Convert the lines below into a JSON list of strings, with one string per line and any blank lines omitted.
────────────────────
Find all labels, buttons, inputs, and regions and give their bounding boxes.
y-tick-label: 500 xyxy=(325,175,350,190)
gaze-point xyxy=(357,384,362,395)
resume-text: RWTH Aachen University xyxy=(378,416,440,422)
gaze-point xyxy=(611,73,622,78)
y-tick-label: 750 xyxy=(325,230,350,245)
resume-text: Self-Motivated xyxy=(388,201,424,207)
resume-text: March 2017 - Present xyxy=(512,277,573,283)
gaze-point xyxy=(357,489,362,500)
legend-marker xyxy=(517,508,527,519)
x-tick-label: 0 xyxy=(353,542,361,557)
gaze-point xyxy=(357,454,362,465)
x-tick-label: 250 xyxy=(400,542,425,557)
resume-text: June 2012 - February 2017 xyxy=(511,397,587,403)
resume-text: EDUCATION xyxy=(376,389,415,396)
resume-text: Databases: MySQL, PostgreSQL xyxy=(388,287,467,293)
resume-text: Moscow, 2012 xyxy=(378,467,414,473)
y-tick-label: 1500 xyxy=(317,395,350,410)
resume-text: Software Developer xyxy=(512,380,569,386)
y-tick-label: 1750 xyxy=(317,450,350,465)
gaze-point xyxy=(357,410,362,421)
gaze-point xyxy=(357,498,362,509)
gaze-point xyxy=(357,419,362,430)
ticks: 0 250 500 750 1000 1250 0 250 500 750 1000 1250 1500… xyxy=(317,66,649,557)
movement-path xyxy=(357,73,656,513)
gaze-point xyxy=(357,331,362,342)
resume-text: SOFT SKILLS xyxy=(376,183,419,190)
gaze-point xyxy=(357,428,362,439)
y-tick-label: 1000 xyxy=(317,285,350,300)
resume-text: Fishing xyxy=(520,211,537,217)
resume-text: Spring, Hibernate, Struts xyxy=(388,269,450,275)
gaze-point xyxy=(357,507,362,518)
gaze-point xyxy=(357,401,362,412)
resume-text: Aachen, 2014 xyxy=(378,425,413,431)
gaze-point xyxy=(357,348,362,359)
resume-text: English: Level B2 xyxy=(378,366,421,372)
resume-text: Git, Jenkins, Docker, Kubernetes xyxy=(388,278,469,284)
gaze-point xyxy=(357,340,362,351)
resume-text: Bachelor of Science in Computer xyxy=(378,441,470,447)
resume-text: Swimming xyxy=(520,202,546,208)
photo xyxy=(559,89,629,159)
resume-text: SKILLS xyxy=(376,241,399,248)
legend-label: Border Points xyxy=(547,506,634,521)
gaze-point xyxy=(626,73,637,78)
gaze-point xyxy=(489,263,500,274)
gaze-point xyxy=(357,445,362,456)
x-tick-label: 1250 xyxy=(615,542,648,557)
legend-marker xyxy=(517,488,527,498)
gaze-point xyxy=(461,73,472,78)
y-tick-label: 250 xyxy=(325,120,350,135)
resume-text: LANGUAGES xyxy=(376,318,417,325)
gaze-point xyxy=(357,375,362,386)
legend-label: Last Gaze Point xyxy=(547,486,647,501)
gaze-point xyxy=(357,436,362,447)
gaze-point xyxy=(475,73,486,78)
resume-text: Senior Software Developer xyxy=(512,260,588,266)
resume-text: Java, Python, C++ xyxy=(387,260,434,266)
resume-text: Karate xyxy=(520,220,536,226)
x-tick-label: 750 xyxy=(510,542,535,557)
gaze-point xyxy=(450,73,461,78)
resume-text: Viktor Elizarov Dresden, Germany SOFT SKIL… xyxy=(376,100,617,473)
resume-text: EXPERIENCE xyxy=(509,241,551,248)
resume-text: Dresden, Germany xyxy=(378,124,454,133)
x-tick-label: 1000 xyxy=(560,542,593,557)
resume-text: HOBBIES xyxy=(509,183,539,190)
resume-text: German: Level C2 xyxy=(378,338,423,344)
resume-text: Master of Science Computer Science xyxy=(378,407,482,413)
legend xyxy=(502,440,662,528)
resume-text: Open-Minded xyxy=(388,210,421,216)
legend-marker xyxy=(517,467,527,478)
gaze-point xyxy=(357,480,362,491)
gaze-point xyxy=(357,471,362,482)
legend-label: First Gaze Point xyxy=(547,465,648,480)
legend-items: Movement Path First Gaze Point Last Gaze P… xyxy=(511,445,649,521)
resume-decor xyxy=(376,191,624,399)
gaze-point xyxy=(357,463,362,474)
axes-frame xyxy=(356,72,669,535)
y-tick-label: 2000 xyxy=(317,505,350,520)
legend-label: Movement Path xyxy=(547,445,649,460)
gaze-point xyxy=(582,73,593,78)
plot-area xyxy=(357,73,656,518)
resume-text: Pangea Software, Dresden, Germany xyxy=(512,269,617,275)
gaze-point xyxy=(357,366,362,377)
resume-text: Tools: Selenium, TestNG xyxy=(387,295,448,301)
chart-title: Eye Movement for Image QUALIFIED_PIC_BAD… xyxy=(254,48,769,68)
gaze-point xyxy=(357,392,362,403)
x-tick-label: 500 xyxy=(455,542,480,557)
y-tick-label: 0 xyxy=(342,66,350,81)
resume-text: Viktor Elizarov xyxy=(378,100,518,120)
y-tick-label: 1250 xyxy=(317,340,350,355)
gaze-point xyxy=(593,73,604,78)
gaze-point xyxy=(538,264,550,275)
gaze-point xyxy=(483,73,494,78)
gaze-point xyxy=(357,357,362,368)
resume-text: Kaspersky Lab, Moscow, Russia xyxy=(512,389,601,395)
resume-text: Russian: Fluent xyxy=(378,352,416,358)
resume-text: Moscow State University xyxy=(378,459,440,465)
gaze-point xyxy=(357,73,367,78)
────────────────────
SOLUTION FOR THIS PROBLEM
[
  "Find all labels, buttons, inputs, and regions and give their bounding boxes.",
  "y-tick-label: 500 xyxy=(325,175,350,190)",
  "gaze-point xyxy=(357,384,362,395)",
  "resume-text: RWTH Aachen University xyxy=(378,416,440,422)",
  "gaze-point xyxy=(611,73,622,78)",
  "y-tick-label: 750 xyxy=(325,230,350,245)",
  "resume-text: Self-Motivated xyxy=(388,201,424,207)",
  "resume-text: March 2017 - Present xyxy=(512,277,573,283)",
  "gaze-point xyxy=(357,489,362,500)",
  "legend-marker xyxy=(517,508,527,519)",
  "x-tick-label: 0 xyxy=(353,542,361,557)",
  "gaze-point xyxy=(357,454,362,465)",
  "x-tick-label: 250 xyxy=(400,542,425,557)",
  "resume-text: June 2012 - February 2017 xyxy=(511,397,587,403)",
  "resume-text: EDUCATION xyxy=(376,389,415,396)",
  "resume-text: Databases: MySQL, PostgreSQL xyxy=(388,287,467,293)",
  "resume-text: Moscow, 2012 xyxy=(378,467,414,473)",
  "y-tick-label: 1500 xyxy=(317,395,350,410)",
  "resume-text: Software Developer xyxy=(512,380,569,386)",
  "y-tick-label: 1750 xyxy=(317,450,350,465)",
  "gaze-point xyxy=(357,410,362,421)",
  "gaze-point xyxy=(357,498,362,509)",
  "gaze-point xyxy=(357,419,362,430)",
  "ticks: 0 250 500 750 1000 1250 0 250 500 750 1000 1250 1500… xyxy=(317,66,649,557)",
  "movement-path xyxy=(357,73,656,513)",
  "gaze-point xyxy=(357,331,362,342)",
  "resume-text: SOFT SKILLS xyxy=(376,183,419,190)",
  "gaze-point xyxy=(357,428,362,439)",
  "y-tick-label: 1000 xyxy=(317,285,350,300)",
  "resume-text: Fishing xyxy=(520,211,537,217)",
  "resume-text: Spring, Hibernate, Struts xyxy=(388,269,450,275)",
  "gaze-point xyxy=(357,507,362,518)",
  "gaze-point xyxy=(357,401,362,412)",
  "resume-text: Aachen, 2014 xyxy=(378,425,413,431)",
  "gaze-point xyxy=(357,348,362,359)",
  "resume-text: English: Level B2 xyxy=(378,366,421,372)",
  "resume-text: Git, Jenkins, Docker, Kubernetes xyxy=(388,278,469,284)",
  "gaze-point xyxy=(357,340,362,351)",
  "resume-text: Bachelor of Science in Computer xyxy=(378,441,470,447)",
  "resume-text: Swimming xyxy=(520,202,546,208)",
  "photo xyxy=(559,89,629,159)",
  "resume-text: SKILLS xyxy=(376,241,399,248)",
  "legend-label: Border Points xyxy=(547,506,634,521)",
  "gaze-point xyxy=(626,73,637,78)",
  "gaze-point xyxy=(489,263,500,274)",
  "gaze-point xyxy=(357,445,362,456)",
  "x-tick-label: 1250 xyxy=(615,542,648,557)",
  "legend-marker xyxy=(517,488,527,498)",
  "gaze-point xyxy=(461,73,472,78)",
  "y-tick-label: 250 xyxy=(325,120,350,135)",
  "resume-text: LANGUAGES xyxy=(376,318,417,325)",
  "gaze-point xyxy=(357,375,362,386)",
  "legend-label: Last Gaze Point xyxy=(547,486,647,501)",
  "gaze-point xyxy=(357,436,362,447)",
  "gaze-point xyxy=(475,73,486,78)",
  "resume-text: Senior Software Developer xyxy=(512,260,588,266)",
  "resume-text: Java, Python, C++ xyxy=(387,260,434,266)",
  "resume-text: Karate xyxy=(520,220,536,226)",
  "x-tick-label: 750 xyxy=(510,542,535,557)",
  "gaze-point xyxy=(450,73,461,78)",
  "resume-text: Viktor Elizarov Dresden, Germany SOFT SKIL… xyxy=(376,100,617,473)",
  "resume-text: EXPERIENCE xyxy=(509,241,551,248)",
  "resume-text: Dresden, Germany xyxy=(378,124,454,133)",
  "x-tick-label: 1000 xyxy=(560,542,593,557)",
  "resume-text: HOBBIES xyxy=(509,183,539,190)",
  "resume-text: German: Level C2 xyxy=(378,338,423,344)",
  "resume-text: Master of Science Computer Science xyxy=(378,407,482,413)",
  "legend xyxy=(502,440,662,528)",
  "resume-text: Open-Minded xyxy=(388,210,421,216)",
  "legend-marker xyxy=(517,467,527,478)",
  "gaze-point xyxy=(357,480,362,491)",
  "gaze-point xyxy=(357,471,362,482)",
  "legend-label: First Gaze Point xyxy=(547,465,648,480)",
  "legend-items: Movement Path First Gaze Point Last Gaze P… xyxy=(511,445,649,521)",
  "resume-decor xyxy=(376,191,624,399)",
  "gaze-point xyxy=(357,463,362,474)",
  "axes-frame xyxy=(356,72,669,535)",
  "y-tick-label: 2000 xyxy=(317,505,350,520)",
  "legend-label: Movement Path xyxy=(547,445,649,460)",
  "gaze-point xyxy=(582,73,593,78)",
  "plot-area xyxy=(357,73,656,518)",
  "resume-text: Pangea Software, Dresden, Germany xyxy=(512,269,617,275)",
  "gaze-point xyxy=(357,366,362,377)",
  "resume-text: Tools: Selenium, TestNG xyxy=(387,295,448,301)",
  "chart-title: Eye Movement for Image QUALIFIED_PIC_BAD… xyxy=(254,48,769,68)",
  "gaze-point xyxy=(357,392,362,403)",
  "x-tick-label: 500 xyxy=(455,542,480,557)",
  "y-tick-label: 0 xyxy=(342,66,350,81)",
  "resume-text: Viktor Elizarov xyxy=(378,100,518,120)",
  "y-tick-label: 1250 xyxy=(317,340,350,355)",
  "gaze-point xyxy=(593,73,604,78)",
  "gaze-point xyxy=(538,264,550,275)",
  "gaze-point xyxy=(483,73,494,78)",
  "gaze-point xyxy=(357,357,362,368)",
  "resume-text: Kaspersky Lab, Moscow, Russia xyxy=(512,389,601,395)",
  "resume-text: Russian: Fluent xyxy=(378,352,416,358)",
  "resume-text: Moscow State University xyxy=(378,459,440,465)",
  "gaze-point xyxy=(357,73,367,78)"
]